(Collected data)
* * *

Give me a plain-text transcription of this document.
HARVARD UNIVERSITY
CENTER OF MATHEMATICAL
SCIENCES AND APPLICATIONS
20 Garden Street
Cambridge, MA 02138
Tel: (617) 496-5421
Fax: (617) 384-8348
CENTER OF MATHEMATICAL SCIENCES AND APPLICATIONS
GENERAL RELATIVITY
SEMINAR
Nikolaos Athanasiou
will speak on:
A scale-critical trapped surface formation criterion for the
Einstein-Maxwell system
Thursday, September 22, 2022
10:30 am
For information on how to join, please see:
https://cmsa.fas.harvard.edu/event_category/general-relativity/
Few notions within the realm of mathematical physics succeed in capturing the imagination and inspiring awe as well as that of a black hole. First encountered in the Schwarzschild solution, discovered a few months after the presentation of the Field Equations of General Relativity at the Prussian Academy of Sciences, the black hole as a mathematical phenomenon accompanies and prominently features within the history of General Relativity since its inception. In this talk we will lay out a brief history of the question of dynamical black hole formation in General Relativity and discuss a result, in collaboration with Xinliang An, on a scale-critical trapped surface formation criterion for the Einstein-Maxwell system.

* * *

PROMPT: Word for word, quote all of the data above.

EXERCISE SOLUTION:
Give me a plain-text transcription of this document.
HARVARD UNIVERSITY
CENTER OF MATHEMATICAL
SCIENCES AND APPLICATIONS
20 Garden Street
Cambridge, MA 02138
Tel: (617) 496-5421
Fax: (617) 384-8348
CENTER OF MATHEMATICAL SCIENCES AND APPLICATIONS
GENERAL RELATIVITY
SEMINAR
Nikolaos Athanasiou
will speak on:
A scale-critical trapped surface formation criterion for the
Einstein-Maxwell system
Thursday, September 22, 2022
10:30 am
For information on how to join, please see:
https://cmsa.fas.harvard.edu/event_category/general-relativity/
Few notions within the realm of mathematical physics succeed in capturing the imagination and inspiring awe as well as that of a black hole. First encountered in the Schwarzschild solution, discovered a few months after the presentation of the Field Equations of General Relativity at the Prussian Academy of Sciences, the black hole as a mathematical phenomenon accompanies and prominently features within the history of General Relativity since its inception. In this talk we will lay out a brief history of the question of dynamical black hole formation in General Relativity and discuss a result, in collaboration with Xinliang An, on a scale-critical trapped surface formation criterion for the Einstein-Maxwell system.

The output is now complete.